Data extract
___

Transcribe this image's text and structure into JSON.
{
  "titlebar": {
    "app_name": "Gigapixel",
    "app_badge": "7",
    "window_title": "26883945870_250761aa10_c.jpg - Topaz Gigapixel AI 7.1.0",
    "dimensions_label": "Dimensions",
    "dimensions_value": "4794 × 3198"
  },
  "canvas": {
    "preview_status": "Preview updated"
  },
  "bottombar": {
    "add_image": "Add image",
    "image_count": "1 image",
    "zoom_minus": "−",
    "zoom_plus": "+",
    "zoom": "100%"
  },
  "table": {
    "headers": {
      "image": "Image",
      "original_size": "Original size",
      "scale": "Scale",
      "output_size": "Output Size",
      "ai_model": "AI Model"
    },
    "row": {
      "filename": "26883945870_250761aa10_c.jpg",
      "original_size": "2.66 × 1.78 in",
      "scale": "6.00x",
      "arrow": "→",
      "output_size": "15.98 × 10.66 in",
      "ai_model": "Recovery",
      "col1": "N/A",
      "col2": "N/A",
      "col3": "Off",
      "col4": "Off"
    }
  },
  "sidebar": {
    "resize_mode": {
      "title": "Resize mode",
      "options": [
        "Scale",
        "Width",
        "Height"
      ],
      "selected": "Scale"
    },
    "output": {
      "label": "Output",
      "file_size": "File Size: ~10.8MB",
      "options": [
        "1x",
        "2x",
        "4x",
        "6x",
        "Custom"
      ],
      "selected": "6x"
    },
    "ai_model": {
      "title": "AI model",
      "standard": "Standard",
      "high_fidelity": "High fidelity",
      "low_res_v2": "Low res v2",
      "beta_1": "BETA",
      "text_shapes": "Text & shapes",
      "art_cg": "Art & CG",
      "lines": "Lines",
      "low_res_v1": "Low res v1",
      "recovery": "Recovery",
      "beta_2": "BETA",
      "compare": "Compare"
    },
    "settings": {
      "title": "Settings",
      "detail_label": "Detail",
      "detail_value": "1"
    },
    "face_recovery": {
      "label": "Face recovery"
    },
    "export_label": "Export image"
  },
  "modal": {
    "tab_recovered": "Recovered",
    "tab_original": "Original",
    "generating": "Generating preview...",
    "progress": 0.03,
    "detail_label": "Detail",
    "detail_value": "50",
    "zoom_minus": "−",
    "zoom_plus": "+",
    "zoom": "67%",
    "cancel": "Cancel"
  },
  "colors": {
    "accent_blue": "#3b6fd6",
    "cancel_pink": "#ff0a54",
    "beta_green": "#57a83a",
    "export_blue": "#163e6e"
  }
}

___

Problem to work on
The records above should be duplicated in full, exactly as given.

Response to this task
Transcribe this image's text and structure into JSON.
{
  "titlebar": {
    "app_name": "Gigapixel",
    "app_badge": "7",
    "window_title": "26883945870_250761aa10_c.jpg - Topaz Gigapixel AI 7.1.0",
    "dimensions_label": "Dimensions",
    "dimensions_value": "4794 × 3198"
  },
  "canvas": {
    "preview_status": "Preview updated"
  },
  "bottombar": {
    "add_image": "Add image",
    "image_count": "1 image",
    "zoom_minus": "−",
    "zoom_plus": "+",
    "zoom": "100%"
  },
  "table": {
    "headers": {
      "image": "Image",
      "original_size": "Original size",
      "scale": "Scale",
      "output_size": "Output Size",
      "ai_model": "AI Model"
    },
    "row": {
      "filename": "26883945870_250761aa10_c.jpg",
      "original_size": "2.66 × 1.78 in",
      "scale": "6.00x",
      "arrow": "→",
      "output_size": "15.98 × 10.66 in",
      "ai_model": "Recovery",
      "col1": "N/A",
      "col2": "N/A",
      "col3": "Off",
      "col4": "Off"
    }
  },
  "sidebar": {
    "resize_mode": {
      "title": "Resize mode",
      "options": [
        "Scale",
        "Width",
        "Height"
      ],
      "selected": "Scale"
    },
    "output": {
      "label": "Output",
      "file_size": "File Size: ~10.8MB",
      "options": [
        "1x",
        "2x",
        "4x",
        "6x",
        "Custom"
      ],
      "selected": "6x"
    },
    "ai_model": {
      "title": "AI model",
      "standard": "Standard",
      "high_fidelity": "High fidelity",
      "low_res_v2": "Low res v2",
      "beta_1": "BETA",
      "text_shapes": "Text & shapes",
      "art_cg": "Art & CG",
      "lines": "Lines",
      "low_res_v1": "Low res v1",
      "recovery": "Recovery",
      "beta_2": "BETA",
      "compare": "Compare"
    },
    "settings": {
      "title": "Settings",
      "detail_label": "Detail",
      "detail_value": "1"
    },
    "face_recovery": {
      "label": "Face recovery"
    },
    "export_label": "Export image"
  },
  "modal": {
    "tab_recovered": "Recovered",
    "tab_original": "Original",
    "generating": "Generating preview...",
    "progress": 0.03,
    "detail_label": "Detail",
    "detail_value": "50",
    "zoom_minus": "−",
    "zoom_plus": "+",
    "zoom": "67%",
    "cancel": "Cancel"
  },
  "colors": {
    "accent_blue": "#3b6fd6",
    "cancel_pink": "#ff0a54",
    "beta_green": "#57a83a",
    "export_blue": "#163e6e"
  }
}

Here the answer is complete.